Given request: Write out all the entries word for word and omit any pictures.

Records:
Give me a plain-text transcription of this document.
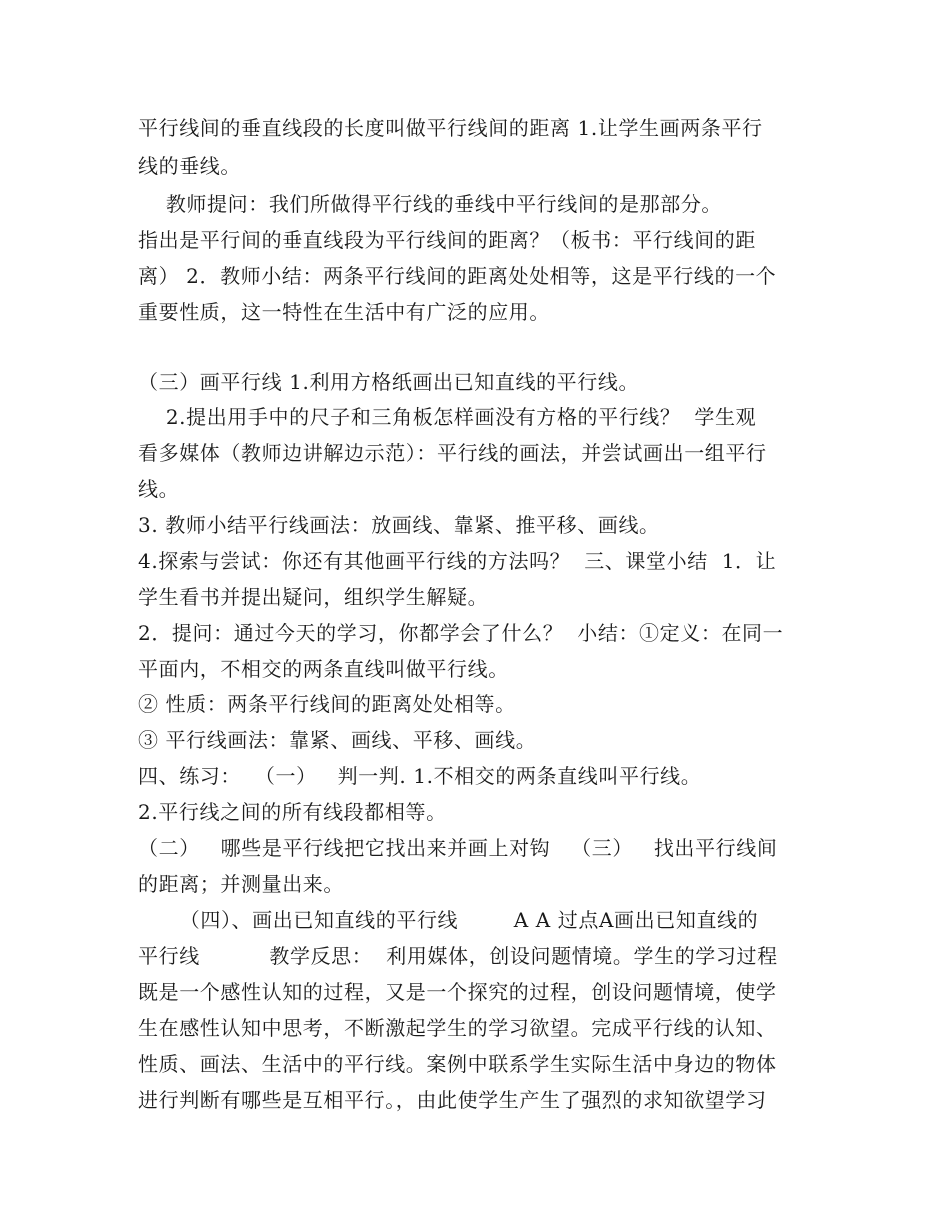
平行线间的垂直线段的长度叫做平行线间的距离 1.让学生画两条平行
线的垂线。
教师提问：我们所做得平行线的垂线中平行线间的是那部分。
指出是平行间的垂直线段为平行线间的距离？（板书：平行线间的距
离） 2．教师小结：两条平行线间的距离处处相等，这是平行线的一个
重要性质，这一特性在生活中有广泛的应用。
（三）画平行线 1.利用方格纸画出已知直线的平行线。
2.提出用手中的尺子和三角板怎样画没有方格的平行线？  学生观
看多媒体（教师边讲解边示范）：平行线的画法，并尝试画出一组平行
线。
3. 教师小结平行线画法：放画线、靠紧、推平移、画线。
4.探索与尝试：你还有其他画平行线的方法吗？  三、课堂小结  1．让
学生看书并提出疑问，组织学生解疑。
2．提问：通过今天的学习，你都学会了什么？  小结：①定义：在同一
平面内，不相交的两条直线叫做平行线。
② 性质：两条平行线间的距离处处相等。
③ 平行线画法：靠紧、画线、平移、画线。
四、练习：  （一）   判一判. 1.不相交的两条直线叫平行线。
2.平行线之间的所有线段都相等。
（二）   哪些是平行线把它找出来并画上对钩   （三）   找出平行线间
的距离；并测量出来。
（四）、画出已知直线的平行线        A A 过点A画出已知直线的
平行线          教学反思：  利用媒体，创设问题情境。学生的学习过程
既是一个感性认知的过程，又是一个探究的过程，创设问题情境，使学
生在感性认知中思考，不断激起学生的学习欲望。完成平行线的认知、
性质、画法、生活中的平行线。案例中联系学生实际生活中身边的物体
进行判断有哪些是互相平行。，由此使学生产生了强烈的求知欲望学习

Task response:
Give me a plain-text transcription of this document.
平行线间的垂直线段的长度叫做平行线间的距离 1.让学生画两条平行
线的垂线。
教师提问：我们所做得平行线的垂线中平行线间的是那部分。
指出是平行间的垂直线段为平行线间的距离？（板书：平行线间的距
离） 2．教师小结：两条平行线间的距离处处相等，这是平行线的一个
重要性质，这一特性在生活中有广泛的应用。
（三）画平行线 1.利用方格纸画出已知直线的平行线。
2.提出用手中的尺子和三角板怎样画没有方格的平行线？  学生观
看多媒体（教师边讲解边示范）：平行线的画法，并尝试画出一组平行
线。
3. 教师小结平行线画法：放画线、靠紧、推平移、画线。
4.探索与尝试：你还有其他画平行线的方法吗？  三、课堂小结  1．让
学生看书并提出疑问，组织学生解疑。
2．提问：通过今天的学习，你都学会了什么？  小结：①定义：在同一
平面内，不相交的两条直线叫做平行线。
② 性质：两条平行线间的距离处处相等。
③ 平行线画法：靠紧、画线、平移、画线。
四、练习：  （一）   判一判. 1.不相交的两条直线叫平行线。
2.平行线之间的所有线段都相等。
（二）   哪些是平行线把它找出来并画上对钩   （三）   找出平行线间
的距离；并测量出来。
（四）、画出已知直线的平行线        A A 过点A画出已知直线的
平行线          教学反思：  利用媒体，创设问题情境。学生的学习过程
既是一个感性认知的过程，又是一个探究的过程，创设问题情境，使学
生在感性认知中思考，不断激起学生的学习欲望。完成平行线的认知、
性质、画法、生活中的平行线。案例中联系学生实际生活中身边的物体
进行判断有哪些是互相平行。，由此使学生产生了强烈的求知欲望学习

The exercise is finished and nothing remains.